### DATASET ENTRIES:
-- -- --

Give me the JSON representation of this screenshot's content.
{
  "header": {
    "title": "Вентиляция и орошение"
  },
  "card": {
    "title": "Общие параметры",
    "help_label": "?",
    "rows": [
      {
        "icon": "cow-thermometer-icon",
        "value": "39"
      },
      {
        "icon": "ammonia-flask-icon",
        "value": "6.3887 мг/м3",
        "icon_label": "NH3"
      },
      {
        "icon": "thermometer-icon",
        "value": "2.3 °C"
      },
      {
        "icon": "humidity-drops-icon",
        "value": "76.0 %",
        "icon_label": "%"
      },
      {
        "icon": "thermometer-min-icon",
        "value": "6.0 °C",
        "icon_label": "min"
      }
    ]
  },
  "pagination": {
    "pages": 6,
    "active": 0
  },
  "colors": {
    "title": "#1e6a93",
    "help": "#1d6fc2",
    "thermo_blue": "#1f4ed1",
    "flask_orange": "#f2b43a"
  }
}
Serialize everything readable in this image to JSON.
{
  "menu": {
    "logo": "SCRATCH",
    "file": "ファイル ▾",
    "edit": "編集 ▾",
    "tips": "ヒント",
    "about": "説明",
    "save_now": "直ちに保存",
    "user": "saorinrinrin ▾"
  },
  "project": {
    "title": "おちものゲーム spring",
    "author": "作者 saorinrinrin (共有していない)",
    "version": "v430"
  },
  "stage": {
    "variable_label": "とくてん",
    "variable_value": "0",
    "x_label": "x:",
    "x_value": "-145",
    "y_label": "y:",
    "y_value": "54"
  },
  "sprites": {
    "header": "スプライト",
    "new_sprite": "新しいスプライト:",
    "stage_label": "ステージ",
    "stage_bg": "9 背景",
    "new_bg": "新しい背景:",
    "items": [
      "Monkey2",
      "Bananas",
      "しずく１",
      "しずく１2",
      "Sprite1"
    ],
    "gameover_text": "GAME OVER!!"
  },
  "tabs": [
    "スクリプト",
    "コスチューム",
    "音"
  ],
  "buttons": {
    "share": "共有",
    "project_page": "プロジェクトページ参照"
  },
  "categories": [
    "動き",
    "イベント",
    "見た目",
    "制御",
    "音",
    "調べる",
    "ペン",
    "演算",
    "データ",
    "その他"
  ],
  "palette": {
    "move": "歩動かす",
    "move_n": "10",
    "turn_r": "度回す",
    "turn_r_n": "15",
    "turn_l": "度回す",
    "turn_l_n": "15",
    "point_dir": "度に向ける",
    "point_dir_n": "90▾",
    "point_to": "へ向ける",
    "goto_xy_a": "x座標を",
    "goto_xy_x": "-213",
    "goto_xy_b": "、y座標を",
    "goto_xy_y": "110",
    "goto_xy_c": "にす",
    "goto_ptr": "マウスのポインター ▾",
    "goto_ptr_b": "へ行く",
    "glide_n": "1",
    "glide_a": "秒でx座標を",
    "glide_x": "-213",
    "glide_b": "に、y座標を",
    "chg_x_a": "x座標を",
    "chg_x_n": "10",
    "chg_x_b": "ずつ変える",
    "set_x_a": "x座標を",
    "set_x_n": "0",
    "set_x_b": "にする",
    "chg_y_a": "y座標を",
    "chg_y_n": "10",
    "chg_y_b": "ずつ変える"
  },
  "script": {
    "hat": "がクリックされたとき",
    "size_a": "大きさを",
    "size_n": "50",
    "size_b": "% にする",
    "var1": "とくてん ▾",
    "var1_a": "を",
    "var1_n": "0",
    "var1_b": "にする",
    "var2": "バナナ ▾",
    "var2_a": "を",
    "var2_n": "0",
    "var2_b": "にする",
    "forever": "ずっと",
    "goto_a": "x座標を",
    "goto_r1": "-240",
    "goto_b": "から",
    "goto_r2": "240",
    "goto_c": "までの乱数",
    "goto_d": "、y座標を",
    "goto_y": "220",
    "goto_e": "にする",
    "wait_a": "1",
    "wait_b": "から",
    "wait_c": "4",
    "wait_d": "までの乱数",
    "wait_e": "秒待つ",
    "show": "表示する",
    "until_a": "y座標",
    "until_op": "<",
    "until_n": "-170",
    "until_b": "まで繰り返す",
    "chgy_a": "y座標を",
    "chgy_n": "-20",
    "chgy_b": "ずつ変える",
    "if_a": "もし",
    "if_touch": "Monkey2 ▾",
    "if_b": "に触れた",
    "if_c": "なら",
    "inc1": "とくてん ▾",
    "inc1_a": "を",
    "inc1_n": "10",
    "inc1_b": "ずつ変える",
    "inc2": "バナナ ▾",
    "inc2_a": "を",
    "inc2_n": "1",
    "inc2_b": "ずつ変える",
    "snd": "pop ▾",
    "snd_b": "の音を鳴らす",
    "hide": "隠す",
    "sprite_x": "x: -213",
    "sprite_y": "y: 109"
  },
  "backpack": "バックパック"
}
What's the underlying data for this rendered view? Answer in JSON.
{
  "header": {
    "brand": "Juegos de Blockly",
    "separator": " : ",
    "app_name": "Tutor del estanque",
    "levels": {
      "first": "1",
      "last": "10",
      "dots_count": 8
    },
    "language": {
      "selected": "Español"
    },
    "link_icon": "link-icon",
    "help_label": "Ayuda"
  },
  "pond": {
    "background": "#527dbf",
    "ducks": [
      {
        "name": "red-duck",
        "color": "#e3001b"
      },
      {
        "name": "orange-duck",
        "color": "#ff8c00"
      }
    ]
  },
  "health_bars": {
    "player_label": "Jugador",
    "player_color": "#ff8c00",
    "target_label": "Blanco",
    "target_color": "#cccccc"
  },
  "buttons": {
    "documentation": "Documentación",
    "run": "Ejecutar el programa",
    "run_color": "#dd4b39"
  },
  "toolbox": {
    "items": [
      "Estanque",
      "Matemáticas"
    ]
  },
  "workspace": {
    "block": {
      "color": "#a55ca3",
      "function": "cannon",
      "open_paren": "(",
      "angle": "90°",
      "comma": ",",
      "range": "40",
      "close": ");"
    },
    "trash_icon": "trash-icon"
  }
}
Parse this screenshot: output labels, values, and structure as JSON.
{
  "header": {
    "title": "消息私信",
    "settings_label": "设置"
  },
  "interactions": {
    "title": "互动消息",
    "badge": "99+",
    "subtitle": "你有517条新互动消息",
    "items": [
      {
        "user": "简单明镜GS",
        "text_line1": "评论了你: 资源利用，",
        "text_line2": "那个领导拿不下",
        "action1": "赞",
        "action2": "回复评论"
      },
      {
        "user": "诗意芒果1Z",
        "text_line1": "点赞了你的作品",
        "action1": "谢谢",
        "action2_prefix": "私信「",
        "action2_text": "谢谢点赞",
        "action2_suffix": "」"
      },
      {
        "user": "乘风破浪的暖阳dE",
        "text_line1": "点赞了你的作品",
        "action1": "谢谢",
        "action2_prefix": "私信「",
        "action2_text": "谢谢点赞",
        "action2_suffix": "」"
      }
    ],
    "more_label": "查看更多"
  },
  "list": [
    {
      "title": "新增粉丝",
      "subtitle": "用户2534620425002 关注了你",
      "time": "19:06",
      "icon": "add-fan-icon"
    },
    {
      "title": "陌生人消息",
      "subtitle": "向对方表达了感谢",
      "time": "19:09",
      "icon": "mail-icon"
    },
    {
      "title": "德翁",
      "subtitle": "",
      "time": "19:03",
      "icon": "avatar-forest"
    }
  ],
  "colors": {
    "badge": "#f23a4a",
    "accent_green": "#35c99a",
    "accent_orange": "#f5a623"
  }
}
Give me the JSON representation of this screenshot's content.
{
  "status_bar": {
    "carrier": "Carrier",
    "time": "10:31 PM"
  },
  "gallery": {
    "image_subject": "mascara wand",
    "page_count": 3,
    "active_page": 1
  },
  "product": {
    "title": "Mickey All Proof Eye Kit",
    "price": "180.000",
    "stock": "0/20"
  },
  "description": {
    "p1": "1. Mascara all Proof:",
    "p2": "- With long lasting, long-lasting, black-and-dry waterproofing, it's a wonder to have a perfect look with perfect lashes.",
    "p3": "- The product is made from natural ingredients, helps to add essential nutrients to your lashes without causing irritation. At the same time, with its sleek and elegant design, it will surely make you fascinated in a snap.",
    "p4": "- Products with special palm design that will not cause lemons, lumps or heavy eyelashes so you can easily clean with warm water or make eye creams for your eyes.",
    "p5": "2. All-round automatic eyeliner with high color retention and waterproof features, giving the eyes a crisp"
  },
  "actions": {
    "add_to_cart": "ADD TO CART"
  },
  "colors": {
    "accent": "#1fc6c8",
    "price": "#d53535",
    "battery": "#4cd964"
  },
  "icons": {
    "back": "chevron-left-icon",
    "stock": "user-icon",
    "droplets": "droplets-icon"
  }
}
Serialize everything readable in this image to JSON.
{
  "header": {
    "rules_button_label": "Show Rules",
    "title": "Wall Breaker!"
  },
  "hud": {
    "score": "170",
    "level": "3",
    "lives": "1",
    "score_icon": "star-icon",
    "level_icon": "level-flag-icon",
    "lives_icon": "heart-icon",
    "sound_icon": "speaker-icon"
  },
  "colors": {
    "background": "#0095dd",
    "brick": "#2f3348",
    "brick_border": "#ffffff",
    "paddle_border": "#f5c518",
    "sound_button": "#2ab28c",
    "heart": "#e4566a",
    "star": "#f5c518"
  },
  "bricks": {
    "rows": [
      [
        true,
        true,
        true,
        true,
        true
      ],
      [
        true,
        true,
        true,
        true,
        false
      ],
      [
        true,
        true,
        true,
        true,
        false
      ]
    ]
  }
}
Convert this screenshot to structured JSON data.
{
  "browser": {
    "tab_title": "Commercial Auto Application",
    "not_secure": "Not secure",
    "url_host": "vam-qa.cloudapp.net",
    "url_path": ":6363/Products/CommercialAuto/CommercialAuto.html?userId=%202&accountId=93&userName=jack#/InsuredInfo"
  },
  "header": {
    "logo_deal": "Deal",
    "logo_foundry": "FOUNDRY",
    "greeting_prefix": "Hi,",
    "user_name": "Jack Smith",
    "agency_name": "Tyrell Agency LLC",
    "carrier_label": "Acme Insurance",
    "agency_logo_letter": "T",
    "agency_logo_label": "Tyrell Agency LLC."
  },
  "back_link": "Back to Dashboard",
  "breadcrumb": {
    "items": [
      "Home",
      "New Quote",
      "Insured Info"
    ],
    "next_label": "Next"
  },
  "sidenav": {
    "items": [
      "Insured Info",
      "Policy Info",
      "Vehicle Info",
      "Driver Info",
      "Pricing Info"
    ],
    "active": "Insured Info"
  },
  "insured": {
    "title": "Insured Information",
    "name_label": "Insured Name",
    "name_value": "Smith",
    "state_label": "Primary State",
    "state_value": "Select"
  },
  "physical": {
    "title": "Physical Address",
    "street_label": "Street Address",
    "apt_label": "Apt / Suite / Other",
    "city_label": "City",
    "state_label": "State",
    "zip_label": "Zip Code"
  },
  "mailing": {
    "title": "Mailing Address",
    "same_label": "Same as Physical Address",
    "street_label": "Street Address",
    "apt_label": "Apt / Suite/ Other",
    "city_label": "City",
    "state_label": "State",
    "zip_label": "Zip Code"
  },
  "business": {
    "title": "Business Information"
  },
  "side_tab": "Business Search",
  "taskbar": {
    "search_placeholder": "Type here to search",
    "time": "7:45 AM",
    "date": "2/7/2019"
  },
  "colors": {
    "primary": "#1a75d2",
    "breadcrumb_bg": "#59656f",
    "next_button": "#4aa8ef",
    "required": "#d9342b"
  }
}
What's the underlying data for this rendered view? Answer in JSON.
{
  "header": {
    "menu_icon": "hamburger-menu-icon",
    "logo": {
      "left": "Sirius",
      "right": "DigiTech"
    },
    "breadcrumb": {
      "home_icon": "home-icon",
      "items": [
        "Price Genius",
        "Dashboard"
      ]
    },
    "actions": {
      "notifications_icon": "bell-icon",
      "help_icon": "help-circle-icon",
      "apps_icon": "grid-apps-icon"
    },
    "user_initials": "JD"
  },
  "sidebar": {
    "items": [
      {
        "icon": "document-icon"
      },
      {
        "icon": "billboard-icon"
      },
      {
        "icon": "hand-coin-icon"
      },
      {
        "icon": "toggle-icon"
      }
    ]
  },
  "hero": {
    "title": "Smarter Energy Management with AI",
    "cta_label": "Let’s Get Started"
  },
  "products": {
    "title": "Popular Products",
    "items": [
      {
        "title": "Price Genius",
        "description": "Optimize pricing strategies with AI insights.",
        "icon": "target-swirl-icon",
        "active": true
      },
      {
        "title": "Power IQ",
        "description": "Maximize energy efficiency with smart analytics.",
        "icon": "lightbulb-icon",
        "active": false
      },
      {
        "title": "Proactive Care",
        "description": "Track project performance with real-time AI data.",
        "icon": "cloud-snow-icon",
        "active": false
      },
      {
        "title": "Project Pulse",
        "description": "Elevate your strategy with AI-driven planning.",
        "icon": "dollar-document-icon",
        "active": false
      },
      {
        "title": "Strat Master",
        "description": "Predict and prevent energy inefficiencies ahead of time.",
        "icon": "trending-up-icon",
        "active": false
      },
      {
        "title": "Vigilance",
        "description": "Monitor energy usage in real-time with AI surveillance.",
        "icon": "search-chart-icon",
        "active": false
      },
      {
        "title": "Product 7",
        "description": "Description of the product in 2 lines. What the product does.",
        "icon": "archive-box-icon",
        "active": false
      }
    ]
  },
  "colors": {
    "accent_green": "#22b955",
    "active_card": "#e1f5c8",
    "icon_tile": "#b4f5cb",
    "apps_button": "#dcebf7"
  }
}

-- -- --

### WHAT IS ASKED:
Pull every line containing "eyes" out of the records.

### PROBLEM SOLUTION:
    "p4": "- Products with special palm design that will not cause lemons, lumps or heavy eyelashes so you can easily clean with warm water or make eye creams for your eyes.",
    "p5": "2. All-round automatic eyeliner with high color retention and waterproof features, giving the eyes a crisp"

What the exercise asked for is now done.